THE PROBLEM:
Omit all images. Transcribe the rest of the material below exactly.

— start of RECORD EXCERPTS —

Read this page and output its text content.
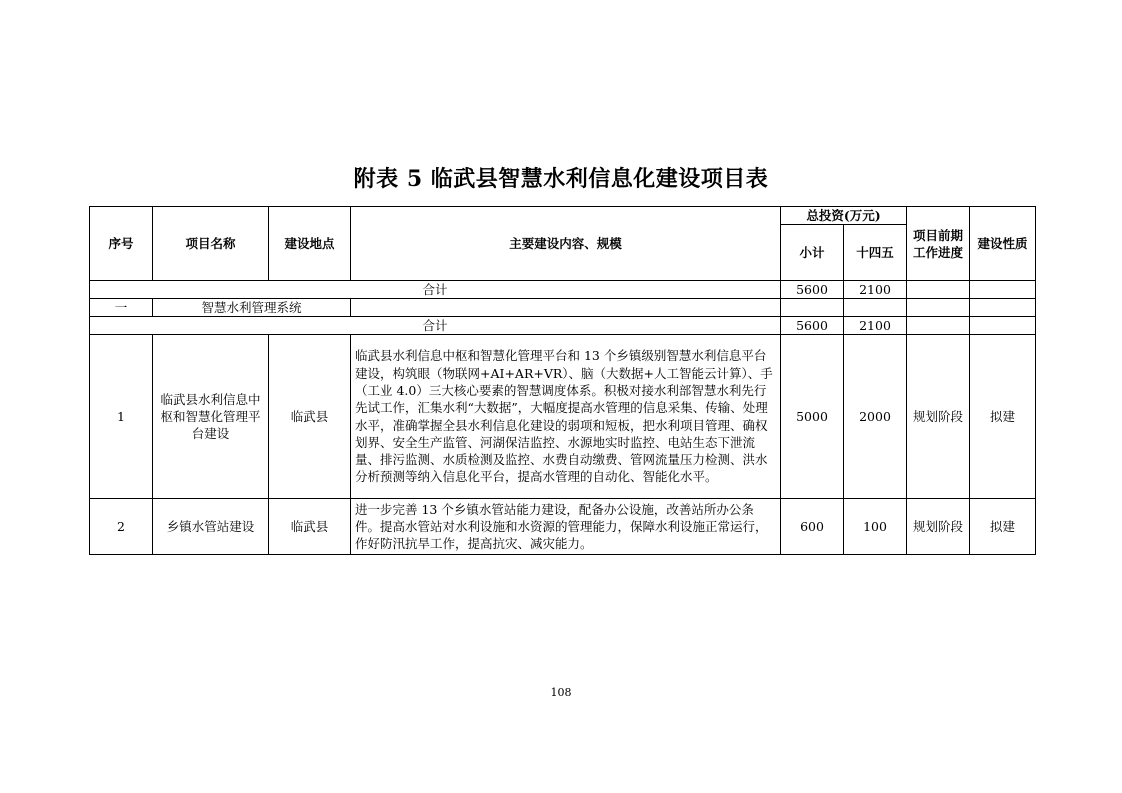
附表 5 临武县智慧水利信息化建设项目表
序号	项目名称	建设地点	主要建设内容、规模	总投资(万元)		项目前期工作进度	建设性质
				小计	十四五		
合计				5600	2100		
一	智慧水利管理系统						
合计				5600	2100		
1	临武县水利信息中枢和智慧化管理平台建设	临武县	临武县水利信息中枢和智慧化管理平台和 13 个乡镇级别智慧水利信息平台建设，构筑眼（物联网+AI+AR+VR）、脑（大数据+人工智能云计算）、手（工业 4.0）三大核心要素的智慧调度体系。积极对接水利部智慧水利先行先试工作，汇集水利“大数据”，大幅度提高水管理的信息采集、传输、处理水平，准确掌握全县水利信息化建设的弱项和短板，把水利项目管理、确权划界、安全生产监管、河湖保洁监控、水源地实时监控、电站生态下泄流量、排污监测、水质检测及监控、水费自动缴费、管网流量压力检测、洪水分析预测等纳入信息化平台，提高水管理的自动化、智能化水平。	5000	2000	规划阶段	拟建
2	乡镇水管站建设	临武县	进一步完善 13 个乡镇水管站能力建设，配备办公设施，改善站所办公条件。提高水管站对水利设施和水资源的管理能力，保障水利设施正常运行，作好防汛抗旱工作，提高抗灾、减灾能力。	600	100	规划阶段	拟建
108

— end of RECORD EXCERPTS —

RESPONSE:
Read this page and output its text content.
附表 5 临武县智慧水利信息化建设项目表
序号	项目名称	建设地点	主要建设内容、规模	总投资(万元)		项目前期工作进度	建设性质
				小计	十四五		
合计				5600	2100		
一	智慧水利管理系统						
合计				5600	2100		
1	临武县水利信息中枢和智慧化管理平台建设	临武县	临武县水利信息中枢和智慧化管理平台和 13 个乡镇级别智慧水利信息平台建设，构筑眼（物联网+AI+AR+VR）、脑（大数据+人工智能云计算）、手（工业 4.0）三大核心要素的智慧调度体系。积极对接水利部智慧水利先行先试工作，汇集水利“大数据”，大幅度提高水管理的信息采集、传输、处理水平，准确掌握全县水利信息化建设的弱项和短板，把水利项目管理、确权划界、安全生产监管、河湖保洁监控、水源地实时监控、电站生态下泄流量、排污监测、水质检测及监控、水费自动缴费、管网流量压力检测、洪水分析预测等纳入信息化平台，提高水管理的自动化、智能化水平。	5000	2000	规划阶段	拟建
2	乡镇水管站建设	临武县	进一步完善 13 个乡镇水管站能力建设，配备办公设施，改善站所办公条件。提高水管站对水利设施和水资源的管理能力，保障水利设施正常运行，作好防汛抗旱工作，提高抗灾、减灾能力。	600	100	规划阶段	拟建
108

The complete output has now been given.